ALBERO GENEALOGICO DEL PATRIARCA

COMMEMORAZIONE DEL PATRIARCA LATINO DI GERUSALEMME

GIOVANNI VINCENZO BRACCO

Sabato 27 Aprile, alle ore 17, nella chiesa parrocchiale di Torrazza il nostro Ecc.mo Vescovo, ha tenuto una dotta e profonda conferenza sulla figura del Patriarca, vanto della Parrocchia di Torrazza e della Diocesi di Albenga-Imperia.

Dopo l'incontro, i numerosi presenti, preceduti da un folto gruppo di altre persone del paese e di Imperia, si sono ritrovati nella frazione di Torrazza, davanti la casa nativa del Patriarca, e, dopo un breve e incisivo discorso del Sindaco Claudio Scaiola, si è proceduto alla benedizione e scoprimento di lapide ricordo.

La popolazione visibilmente commossa, ha voluto dire, con un improvvisato rinfresco, la sua gioia e riconoscenza alle autorità convenute, il Vescovo, il Sindaco, l'Assessore alla Cultura Dr. R. Leone, l'On. L. Acquarone ed altre autorità presenti.

Riportiamo i passi salienti del discorso del nostro Vescovo, S.E. Mons. Mario Oliveri.

Desidero sottolineare con forza e con senso di giusto compiacimento per la nostra diocesi - il singolare e quasi straordinario rapporto che il Patriarcato Latino di Gerusalemme ha con la Chiesa di Albenga-Imperia: il rinnovato avvio, la riorganizzazione, la struttura missionaria ed ecumenica di quel Patriarcato si debbono a due nobili personalità di questa terra; alla loro dottrina, prudenza, esperienza e santità: il Patriarca Giuseppe Valerga, nato a Loano il 13 aprile 1813, e il Patriarca Vincenzo Bracco. Due figure dotate di diversi temperamenti, più fermo, ardente ed energico il primo; più mite ed amabile il secondo, ed anche fisicamente piu fragile; ma entrambe animate da ardore missionario, che li portò in Oriente e nella Terra Santa.

Giovanni Vincenzo Bracco nacque a Torrazza il 14 settembre 1835 e quello stesso giorno fu battezzato. Di vivace intelligenza frequentò a Porto Maurizio il ginnasio e il liceo, a costo di non lievi sacrifici per lui e per la famiglia, che traeva modeste condizioni di vita dal lavoro della campagna.

Durante gli studi a Porto Maurizio germogliò in lui, e non fu soffocata, 1'idea di diventare Sacerdote. Si riuscì a superare difficoltà economiche, ed egli poté entrare nel Seminario di Albenga il 10 ottobre 1854, per dedicarsi agli studi di Teologia (aveva 19 anni-oggi lo diremmo una vocazione adulta).

------------

COMPITI DA SVOLGERE:
1. Aggiorna il testo sulla commemorazione da "COMMEMORAZIONE DEL PATRIARCA" fino a "di lapide ricordo." compreso, sostituendo "conferenza" con "relazione".
2. Per favore, prosegui il testo sulla commemorazione a partire dalla sua ultima frase.

CONTENUTO DEL DATASET:
------------

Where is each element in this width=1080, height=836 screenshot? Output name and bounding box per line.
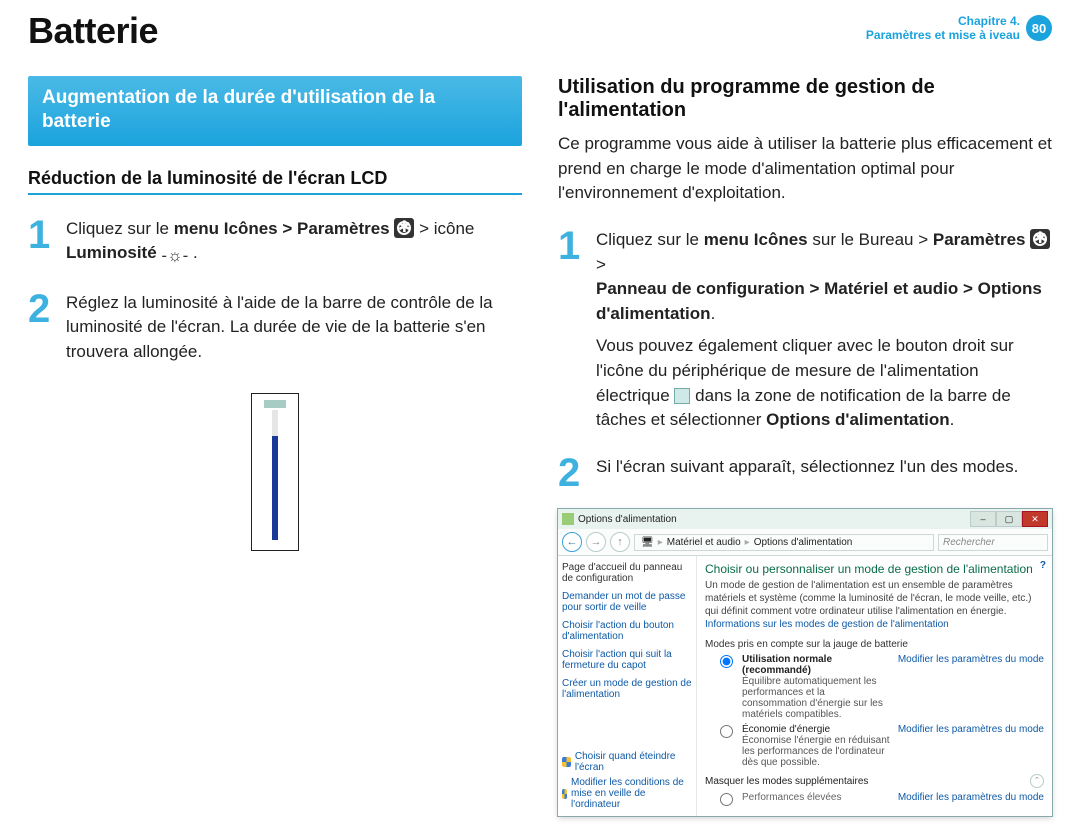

------------

RISPOSTE PER COMPITO:
1.
COMMEMORAZIONE DEL PATRIARCA LATINO DI GERUSALEMME

GIOVANNI VINCENZO BRACCO

Sabato 27 Aprile, alle ore 17, nella chiesa parrocchiale di Torrazza il nostro Ecc.mo Vescovo, ha tenuto una dotta e profonda relazione sulla figura del Patriarca, vanto della Parrocchia di Torrazza e della Diocesi di Albenga-Imperia.

Dopo l'incontro, i numerosi presenti, preceduti da un folto gruppo di altre persone del paese e di Imperia, si sono ritrovati nella frazione di Torrazza, davanti la casa nativa del Patriarca, e, dopo un breve e incisivo discorso del Sindaco Claudio Scaiola, si è proceduto alla benedizione e scoprimento di lapide ricordo.

2.
Contemporaneamente alla vocazione sacerdotale doveva essergli nata anche quella missionaria, se già nell'autunno dell'anno seguente, cioè del 1855, il chierico Bracco veniva mandato nel Collegio Brignole Sale, a Genova, che era stato appena fondato allo scopo di preparare gli .alunni nella scienza e nella pietà, e di abilitarli alla propagazione della fede e della civiltà cristiana soprattutto al di fuori dei Paesi da tempo evangelizzati e cristianizzati. Da alunno del Brignole Sale dimostrò e consolidò il suo temperamento: amabile e inalterabile, allegro e buono; si impegnò con grande esattezza e regolarità nei doveri di studio e di disciplina; la sua vita spirituale fu alimentata da pietà fervente e profonda. Ecco gia le caratteristiche della vita di chi diverrà tra non molti anni un vero padre, un grande pastore, un autentico missionario: bontà, dottrina, pietà. Ricevette 1'Ordinazione sacerdotale il 18 giugno 1859 e rimase ancora un anno circa nel Collegio, come Sacerdote-studente.

La sua destinazione, come missionario, al Patriarcato Latino di Gerusalemme fu determinata dall'intervento di un suo condiscepolo al Brignole Sale, anch'egli della nostra diocesi, il quale da un anno era partito missionario in Terra Santa: si tratta di Don Antonio Belloni di Borgo d'Oneglia. Questi parlò di Don Bracco, ovviamente in maniera assai positiva, al Patriarca Valerga, il quale si affrettò a chiederlo al Superiore del Collegio di Genova, per mezzo del Cardinale Prefetto di Propaganda Fide.

Don Bracco lasciò il Collegio Brignole Sale il 27 Aprile 1860 e dopo due settimane di sog-giorno a Roma partì da Civitavecchia e raggiunse Giaffa il 23 Maggio, quindi Gerusalemme il 26. Lì fu il suo grande terreno di vita e di ministero apostolico; lì si realizzò la sua vocazione sacerdotale-missionaria.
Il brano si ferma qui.